** START ENTRIES PROVIDED **

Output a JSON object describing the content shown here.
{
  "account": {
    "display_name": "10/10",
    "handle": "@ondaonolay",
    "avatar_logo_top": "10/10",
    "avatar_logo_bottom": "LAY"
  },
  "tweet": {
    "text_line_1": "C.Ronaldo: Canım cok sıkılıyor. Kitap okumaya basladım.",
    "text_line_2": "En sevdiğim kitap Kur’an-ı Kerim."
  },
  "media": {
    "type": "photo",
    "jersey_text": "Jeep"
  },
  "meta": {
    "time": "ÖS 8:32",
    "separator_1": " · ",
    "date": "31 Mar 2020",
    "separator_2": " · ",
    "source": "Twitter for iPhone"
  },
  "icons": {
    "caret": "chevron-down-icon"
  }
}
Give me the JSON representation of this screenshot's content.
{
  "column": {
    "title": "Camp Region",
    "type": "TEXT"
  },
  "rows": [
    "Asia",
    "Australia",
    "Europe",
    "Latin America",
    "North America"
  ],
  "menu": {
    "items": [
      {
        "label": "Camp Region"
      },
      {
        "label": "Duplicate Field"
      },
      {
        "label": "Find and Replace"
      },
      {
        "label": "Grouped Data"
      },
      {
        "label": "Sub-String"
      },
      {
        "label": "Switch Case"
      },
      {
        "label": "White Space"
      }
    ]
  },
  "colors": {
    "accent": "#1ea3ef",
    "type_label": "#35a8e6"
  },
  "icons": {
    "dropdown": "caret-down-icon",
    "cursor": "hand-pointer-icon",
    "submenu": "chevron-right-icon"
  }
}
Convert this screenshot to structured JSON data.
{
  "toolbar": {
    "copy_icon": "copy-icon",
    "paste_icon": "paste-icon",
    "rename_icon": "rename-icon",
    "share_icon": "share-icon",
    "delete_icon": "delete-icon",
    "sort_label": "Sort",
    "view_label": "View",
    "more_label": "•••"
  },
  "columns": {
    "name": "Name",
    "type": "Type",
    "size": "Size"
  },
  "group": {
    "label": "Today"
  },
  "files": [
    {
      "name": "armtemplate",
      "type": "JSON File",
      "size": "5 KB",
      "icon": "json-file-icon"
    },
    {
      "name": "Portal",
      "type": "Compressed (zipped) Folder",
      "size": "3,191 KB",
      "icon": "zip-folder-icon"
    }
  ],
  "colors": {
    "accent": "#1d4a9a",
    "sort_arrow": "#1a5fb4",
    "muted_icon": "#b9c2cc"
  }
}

** END ENTRIES PROVIDED **

# WHAT IS BEING ASKED
Check each line of the entries for the string "this". Copy the lines that have it.

# TASK SOLUTION
Give me the JSON representation of this screenshot's content.
Convert this screenshot to structured JSON data.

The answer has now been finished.